§ **Your instructions**: Tally up the lines that include "highlighted" and state that number by itself.

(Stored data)
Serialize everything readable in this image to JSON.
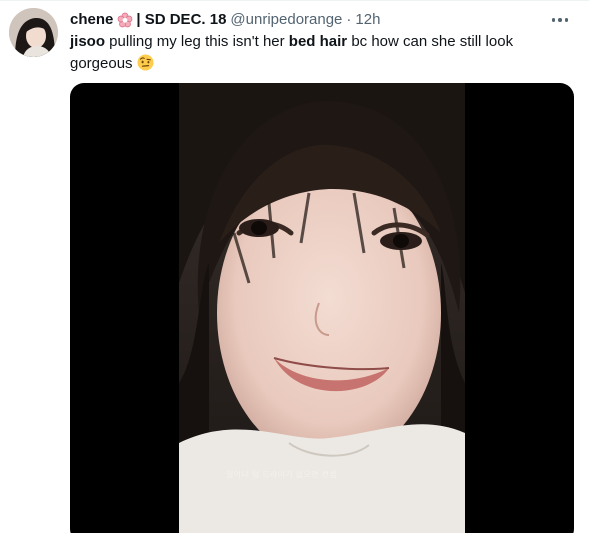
{
  "tweet": {
    "author_name": "chene",
    "author_name_suffix": "| SD DEC. 18",
    "handle": "@unripedorange",
    "separator": "·",
    "time": "12h",
    "text_parts": {
      "p1": "jisoo",
      "p2": " pulling my leg this isn't her ",
      "p3": "bed hair",
      "p4": " bc how can she still look gorgeous"
    },
    "icons": {
      "name_badge": "pink-flower-icon",
      "emoji": "face-with-raised-eyebrow-emoji",
      "more": "more-options-icon"
    }
  },
  "media": {
    "overlay_caption": "일어나 텀 드라이기 없으면 컨셉",
    "background_color": "#000000"
  },
  "colors": {
    "text_primary": "#0f1419",
    "text_secondary": "#536471",
    "badge_pink": "#f4abba"
  }
}
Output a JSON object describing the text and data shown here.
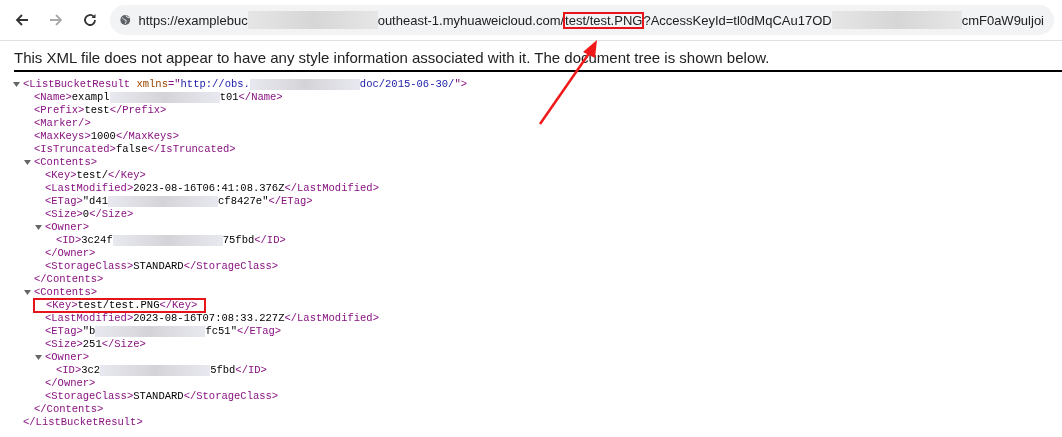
{
  "toolbar": {
    "url": [
      {
        "kind": "text",
        "text": "https://examplebuc"
      },
      {
        "kind": "redacted"
      },
      {
        "kind": "text",
        "text": "outheast-1.myhuaweicloud.com/"
      },
      {
        "kind": "text",
        "text": "test/test.PNG",
        "highlighted": true
      },
      {
        "kind": "text",
        "text": "?AccessKeyId=tl0dMqCAu17OD"
      },
      {
        "kind": "redacted"
      },
      {
        "kind": "text",
        "text": "cmF0aW9uljoi"
      }
    ]
  },
  "notice": "This XML file does not appear to have any style information associated with it. The document tree is shown below.",
  "tree": {
    "line": [
      {
        "kind": "tag",
        "text": "<ListBucketResult "
      },
      {
        "kind": "attr",
        "text": "xmlns"
      },
      {
        "kind": "tag",
        "text": "=\""
      },
      {
        "kind": "value",
        "text": "http://obs."
      },
      {
        "kind": "redacted"
      },
      {
        "kind": "value",
        "text": "doc/2015-06-30/"
      },
      {
        "kind": "tag",
        "text": "\">"
      }
    ],
    "expanded": true,
    "closing": [
      {
        "kind": "tag",
        "text": "</ListBucketResult>"
      }
    ],
    "children": [
      {
        "line": [
          {
            "kind": "tag",
            "text": "<Name>"
          },
          {
            "kind": "text",
            "text": "exampl"
          },
          {
            "kind": "redacted"
          },
          {
            "kind": "text",
            "text": "t01"
          },
          {
            "kind": "tag",
            "text": "</Name>"
          }
        ]
      },
      {
        "line": [
          {
            "kind": "tag",
            "text": "<Prefix>"
          },
          {
            "kind": "text",
            "text": "test"
          },
          {
            "kind": "tag",
            "text": "</Prefix>"
          }
        ]
      },
      {
        "line": [
          {
            "kind": "tag",
            "text": "<Marker/>"
          }
        ]
      },
      {
        "line": [
          {
            "kind": "tag",
            "text": "<MaxKeys>"
          },
          {
            "kind": "text",
            "text": "1000"
          },
          {
            "kind": "tag",
            "text": "</MaxKeys>"
          }
        ]
      },
      {
        "line": [
          {
            "kind": "tag",
            "text": "<IsTruncated>"
          },
          {
            "kind": "text",
            "text": "false"
          },
          {
            "kind": "tag",
            "text": "</IsTruncated>"
          }
        ]
      },
      {
        "line": [
          {
            "kind": "tag",
            "text": "<Contents>"
          }
        ],
        "expanded": true,
        "closing": [
          {
            "kind": "tag",
            "text": "</Contents>"
          }
        ],
        "children": [
          {
            "line": [
              {
                "kind": "tag",
                "text": "<Key>"
              },
              {
                "kind": "text",
                "text": "test/"
              },
              {
                "kind": "tag",
                "text": "</Key>"
              }
            ]
          },
          {
            "line": [
              {
                "kind": "tag",
                "text": "<LastModified>"
              },
              {
                "kind": "text",
                "text": "2023-08-16T06:41:08.376Z"
              },
              {
                "kind": "tag",
                "text": "</LastModified>"
              }
            ]
          },
          {
            "line": [
              {
                "kind": "tag",
                "text": "<ETag>"
              },
              {
                "kind": "text",
                "text": "\"d41"
              },
              {
                "kind": "redacted"
              },
              {
                "kind": "text",
                "text": "cf8427e\""
              },
              {
                "kind": "tag",
                "text": "</ETag>"
              }
            ]
          },
          {
            "line": [
              {
                "kind": "tag",
                "text": "<Size>"
              },
              {
                "kind": "text",
                "text": "0"
              },
              {
                "kind": "tag",
                "text": "</Size>"
              }
            ]
          },
          {
            "line": [
              {
                "kind": "tag",
                "text": "<Owner>"
              }
            ],
            "expanded": true,
            "closing": [
              {
                "kind": "tag",
                "text": "</Owner>"
              }
            ],
            "children": [
              {
                "line": [
                  {
                    "kind": "tag",
                    "text": "<ID>"
                  },
                  {
                    "kind": "text",
                    "text": "3c24f"
                  },
                  {
                    "kind": "redacted"
                  },
                  {
                    "kind": "text",
                    "text": "75fbd"
                  },
                  {
                    "kind": "tag",
                    "text": "</ID>"
                  }
                ]
              }
            ]
          },
          {
            "line": [
              {
                "kind": "tag",
                "text": "<StorageClass>"
              },
              {
                "kind": "text",
                "text": "STANDARD"
              },
              {
                "kind": "tag",
                "text": "</StorageClass>"
              }
            ]
          }
        ]
      },
      {
        "line": [
          {
            "kind": "tag",
            "text": "<Contents>"
          }
        ],
        "expanded": true,
        "closing": [
          {
            "kind": "tag",
            "text": "</Contents>"
          }
        ],
        "children": [
          {
            "line": [
              {
                "kind": "tag",
                "text": "<Key>"
              },
              {
                "kind": "text",
                "text": "test/test.PNG"
              },
              {
                "kind": "tag",
                "text": "</Key>"
              }
            ],
            "highlighted": true
          },
          {
            "line": [
              {
                "kind": "tag",
                "text": "<LastModified>"
              },
              {
                "kind": "text",
                "text": "2023-08-16T07:08:33.227Z"
              },
              {
                "kind": "tag",
                "text": "</LastModified>"
              }
            ]
          },
          {
            "line": [
              {
                "kind": "tag",
                "text": "<ETag>"
              },
              {
                "kind": "text",
                "text": "\"b"
              },
              {
                "kind": "redacted"
              },
              {
                "kind": "text",
                "text": "fc51\""
              },
              {
                "kind": "tag",
                "text": "</ETag>"
              }
            ]
          },
          {
            "line": [
              {
                "kind": "tag",
                "text": "<Size>"
              },
              {
                "kind": "text",
                "text": "251"
              },
              {
                "kind": "tag",
                "text": "</Size>"
              }
            ]
          },
          {
            "line": [
              {
                "kind": "tag",
                "text": "<Owner>"
              }
            ],
            "expanded": true,
            "closing": [
              {
                "kind": "tag",
                "text": "</Owner>"
              }
            ],
            "children": [
              {
                "line": [
                  {
                    "kind": "tag",
                    "text": "<ID>"
                  },
                  {
                    "kind": "text",
                    "text": "3c2"
                  },
                  {
                    "kind": "redacted"
                  },
                  {
                    "kind": "text",
                    "text": "5fbd"
                  },
                  {
                    "kind": "tag",
                    "text": "</ID>"
                  }
                ]
              }
            ]
          },
          {
            "line": [
              {
                "kind": "tag",
                "text": "<StorageClass>"
              },
              {
                "kind": "text",
                "text": "STANDARD"
              },
              {
                "kind": "tag",
                "text": "</StorageClass>"
              }
            ]
          }
        ]
      }
    ]
  }
}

§ **Task solution**: 2